- [Requirements] Rewrite the records from the start up to and including the line with "- data-label: 435;", putting "connector-line" wherever "leader-line" appears and keeping everything else the same.

Extracted data entries

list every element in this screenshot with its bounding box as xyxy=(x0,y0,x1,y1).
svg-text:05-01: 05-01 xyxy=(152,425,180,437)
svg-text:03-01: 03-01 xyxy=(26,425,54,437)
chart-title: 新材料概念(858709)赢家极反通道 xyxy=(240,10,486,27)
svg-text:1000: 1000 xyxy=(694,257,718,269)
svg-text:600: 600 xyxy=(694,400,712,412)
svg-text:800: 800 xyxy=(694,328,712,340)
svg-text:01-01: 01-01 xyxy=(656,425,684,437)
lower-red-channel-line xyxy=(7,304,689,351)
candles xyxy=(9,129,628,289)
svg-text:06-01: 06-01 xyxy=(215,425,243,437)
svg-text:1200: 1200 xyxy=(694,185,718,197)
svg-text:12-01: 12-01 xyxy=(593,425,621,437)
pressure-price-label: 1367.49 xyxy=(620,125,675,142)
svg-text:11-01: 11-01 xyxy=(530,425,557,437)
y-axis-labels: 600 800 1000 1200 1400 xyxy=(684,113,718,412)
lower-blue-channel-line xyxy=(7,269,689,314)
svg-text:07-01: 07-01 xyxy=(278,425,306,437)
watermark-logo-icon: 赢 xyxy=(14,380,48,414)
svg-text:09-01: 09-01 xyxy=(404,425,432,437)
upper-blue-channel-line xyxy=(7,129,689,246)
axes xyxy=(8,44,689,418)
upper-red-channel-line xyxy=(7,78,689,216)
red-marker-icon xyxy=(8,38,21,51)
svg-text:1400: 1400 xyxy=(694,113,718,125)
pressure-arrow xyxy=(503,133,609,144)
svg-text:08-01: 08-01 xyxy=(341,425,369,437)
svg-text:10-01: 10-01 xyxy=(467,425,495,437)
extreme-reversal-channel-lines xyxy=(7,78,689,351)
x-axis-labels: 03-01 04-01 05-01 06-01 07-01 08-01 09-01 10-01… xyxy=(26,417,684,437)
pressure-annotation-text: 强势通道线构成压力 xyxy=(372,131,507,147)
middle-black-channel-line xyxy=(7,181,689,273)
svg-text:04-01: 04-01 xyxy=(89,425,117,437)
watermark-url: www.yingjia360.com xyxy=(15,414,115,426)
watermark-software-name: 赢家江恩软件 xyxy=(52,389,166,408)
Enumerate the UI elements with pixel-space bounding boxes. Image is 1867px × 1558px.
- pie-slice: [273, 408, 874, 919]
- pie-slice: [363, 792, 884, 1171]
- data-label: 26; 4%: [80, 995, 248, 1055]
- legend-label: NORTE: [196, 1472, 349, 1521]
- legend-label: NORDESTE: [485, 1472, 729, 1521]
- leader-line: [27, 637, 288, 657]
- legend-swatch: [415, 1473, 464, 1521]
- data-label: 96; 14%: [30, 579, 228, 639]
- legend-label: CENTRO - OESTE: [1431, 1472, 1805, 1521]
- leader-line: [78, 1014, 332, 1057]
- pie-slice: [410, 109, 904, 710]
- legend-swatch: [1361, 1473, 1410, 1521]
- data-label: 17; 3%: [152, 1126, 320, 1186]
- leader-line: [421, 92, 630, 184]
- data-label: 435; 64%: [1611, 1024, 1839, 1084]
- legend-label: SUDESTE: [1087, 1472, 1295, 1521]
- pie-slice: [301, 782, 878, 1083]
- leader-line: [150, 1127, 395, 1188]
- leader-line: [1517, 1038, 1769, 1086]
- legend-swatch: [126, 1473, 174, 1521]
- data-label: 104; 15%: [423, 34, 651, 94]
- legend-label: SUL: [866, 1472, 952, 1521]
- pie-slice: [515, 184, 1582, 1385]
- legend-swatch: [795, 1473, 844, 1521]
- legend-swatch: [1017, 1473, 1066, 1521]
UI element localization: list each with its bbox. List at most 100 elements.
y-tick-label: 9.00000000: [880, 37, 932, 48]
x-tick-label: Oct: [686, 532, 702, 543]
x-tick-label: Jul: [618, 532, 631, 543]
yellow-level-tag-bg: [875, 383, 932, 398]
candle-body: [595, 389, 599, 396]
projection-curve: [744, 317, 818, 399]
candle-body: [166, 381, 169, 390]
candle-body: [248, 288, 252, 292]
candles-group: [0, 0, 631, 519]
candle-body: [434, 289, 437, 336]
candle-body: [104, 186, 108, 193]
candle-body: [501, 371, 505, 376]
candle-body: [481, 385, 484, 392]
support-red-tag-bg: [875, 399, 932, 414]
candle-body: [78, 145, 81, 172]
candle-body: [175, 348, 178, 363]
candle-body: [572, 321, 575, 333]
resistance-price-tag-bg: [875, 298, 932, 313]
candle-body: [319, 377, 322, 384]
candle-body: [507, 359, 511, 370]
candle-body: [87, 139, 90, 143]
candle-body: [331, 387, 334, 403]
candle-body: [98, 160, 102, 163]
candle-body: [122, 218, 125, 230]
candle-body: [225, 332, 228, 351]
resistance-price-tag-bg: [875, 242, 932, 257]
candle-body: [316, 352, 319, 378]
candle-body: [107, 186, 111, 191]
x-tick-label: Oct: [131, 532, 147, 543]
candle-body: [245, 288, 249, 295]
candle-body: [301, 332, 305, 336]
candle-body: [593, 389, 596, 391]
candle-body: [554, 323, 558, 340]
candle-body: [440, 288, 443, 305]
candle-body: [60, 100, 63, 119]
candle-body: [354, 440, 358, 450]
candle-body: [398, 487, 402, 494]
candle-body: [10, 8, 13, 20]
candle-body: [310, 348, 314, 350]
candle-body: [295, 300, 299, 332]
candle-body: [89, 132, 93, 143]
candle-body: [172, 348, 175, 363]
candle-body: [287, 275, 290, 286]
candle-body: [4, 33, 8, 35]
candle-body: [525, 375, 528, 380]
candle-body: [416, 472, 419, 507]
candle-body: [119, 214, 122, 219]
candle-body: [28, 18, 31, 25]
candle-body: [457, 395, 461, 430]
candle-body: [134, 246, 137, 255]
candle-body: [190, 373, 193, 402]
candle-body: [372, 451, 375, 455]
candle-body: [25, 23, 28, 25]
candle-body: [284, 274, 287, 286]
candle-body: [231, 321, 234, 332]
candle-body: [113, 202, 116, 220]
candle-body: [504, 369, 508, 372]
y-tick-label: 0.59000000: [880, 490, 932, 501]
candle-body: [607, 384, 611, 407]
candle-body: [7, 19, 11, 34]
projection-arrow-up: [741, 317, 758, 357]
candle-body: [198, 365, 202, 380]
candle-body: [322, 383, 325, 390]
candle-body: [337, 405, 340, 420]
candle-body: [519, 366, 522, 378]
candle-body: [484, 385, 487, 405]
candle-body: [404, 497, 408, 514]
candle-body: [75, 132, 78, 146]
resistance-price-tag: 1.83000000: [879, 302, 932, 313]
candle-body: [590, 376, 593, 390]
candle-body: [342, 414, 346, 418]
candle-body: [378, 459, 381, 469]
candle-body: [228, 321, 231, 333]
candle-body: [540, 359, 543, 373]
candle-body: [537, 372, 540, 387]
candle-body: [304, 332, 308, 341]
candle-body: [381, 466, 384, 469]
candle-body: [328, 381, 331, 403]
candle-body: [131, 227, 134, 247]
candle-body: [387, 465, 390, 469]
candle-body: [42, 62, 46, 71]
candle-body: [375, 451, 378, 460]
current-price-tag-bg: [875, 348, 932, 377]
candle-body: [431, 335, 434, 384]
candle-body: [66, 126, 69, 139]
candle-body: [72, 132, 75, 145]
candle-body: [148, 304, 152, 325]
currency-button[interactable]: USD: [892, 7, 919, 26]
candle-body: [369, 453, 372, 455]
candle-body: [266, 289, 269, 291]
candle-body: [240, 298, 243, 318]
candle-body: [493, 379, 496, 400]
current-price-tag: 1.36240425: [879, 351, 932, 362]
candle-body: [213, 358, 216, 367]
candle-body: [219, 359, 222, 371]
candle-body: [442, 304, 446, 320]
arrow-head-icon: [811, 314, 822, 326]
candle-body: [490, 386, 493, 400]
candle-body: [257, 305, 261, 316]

- [Solution for this problem]
list every element in this screenshot with its bounding box as xyxy=(x0,y0,x1,y1).
svg-text:05-01: 05-01 xyxy=(152,425,180,437)
svg-text:03-01: 03-01 xyxy=(26,425,54,437)
chart-title: 新材料概念(858709)赢家极反通道 xyxy=(240,10,486,27)
svg-text:1000: 1000 xyxy=(694,257,718,269)
svg-text:600: 600 xyxy=(694,400,712,412)
svg-text:800: 800 xyxy=(694,328,712,340)
svg-text:01-01: 01-01 xyxy=(656,425,684,437)
lower-red-channel-line xyxy=(7,304,689,351)
candles xyxy=(9,129,628,289)
svg-text:06-01: 06-01 xyxy=(215,425,243,437)
svg-text:1200: 1200 xyxy=(694,185,718,197)
svg-text:12-01: 12-01 xyxy=(593,425,621,437)
pressure-price-label: 1367.49 xyxy=(620,125,675,142)
svg-text:11-01: 11-01 xyxy=(530,425,557,437)
y-axis-labels: 600 800 1000 1200 1400 xyxy=(684,113,718,412)
lower-blue-channel-line xyxy=(7,269,689,314)
svg-text:07-01: 07-01 xyxy=(278,425,306,437)
watermark-logo-icon: 赢 xyxy=(14,380,48,414)
svg-text:09-01: 09-01 xyxy=(404,425,432,437)
upper-blue-channel-line xyxy=(7,129,689,246)
axes xyxy=(8,44,689,418)
upper-red-channel-line xyxy=(7,78,689,216)
red-marker-icon xyxy=(8,38,21,51)
svg-text:1400: 1400 xyxy=(694,113,718,125)
pressure-arrow xyxy=(503,133,609,144)
svg-text:08-01: 08-01 xyxy=(341,425,369,437)
svg-text:10-01: 10-01 xyxy=(467,425,495,437)
extreme-reversal-channel-lines xyxy=(7,78,689,351)
x-axis-labels: 03-01 04-01 05-01 06-01 07-01 08-01 09-01 10-01… xyxy=(26,417,684,437)
pressure-annotation-text: 强势通道线构成压力 xyxy=(372,131,507,147)
middle-black-channel-line xyxy=(7,181,689,273)
svg-text:04-01: 04-01 xyxy=(89,425,117,437)
watermark-url: www.yingjia360.com xyxy=(15,414,115,426)
watermark-software-name: 赢家江恩软件 xyxy=(52,389,166,408)
Enumerate the UI elements with pixel-space bounding boxes. Image is 1867px × 1558px.
- pie-slice: [273, 408, 874, 919]
- pie-slice: [363, 792, 884, 1171]
- data-label: 26; 4%: [80, 995, 248, 1055]
- legend-label: NORTE: [196, 1472, 349, 1521]
- legend-label: NORDESTE: [485, 1472, 729, 1521]
- connector-line: [27, 637, 288, 657]
- legend-swatch: [415, 1473, 464, 1521]
- data-label: 96; 14%: [30, 579, 228, 639]
- legend-label: CENTRO - OESTE: [1431, 1472, 1805, 1521]
- connector-line: [78, 1014, 332, 1057]
- pie-slice: [410, 109, 904, 710]
- legend-swatch: [1361, 1473, 1410, 1521]
- data-label: 17; 3%: [152, 1126, 320, 1186]
- connector-line: [421, 92, 630, 184]
- data-label: 435; 64%: [1611, 1024, 1839, 1084]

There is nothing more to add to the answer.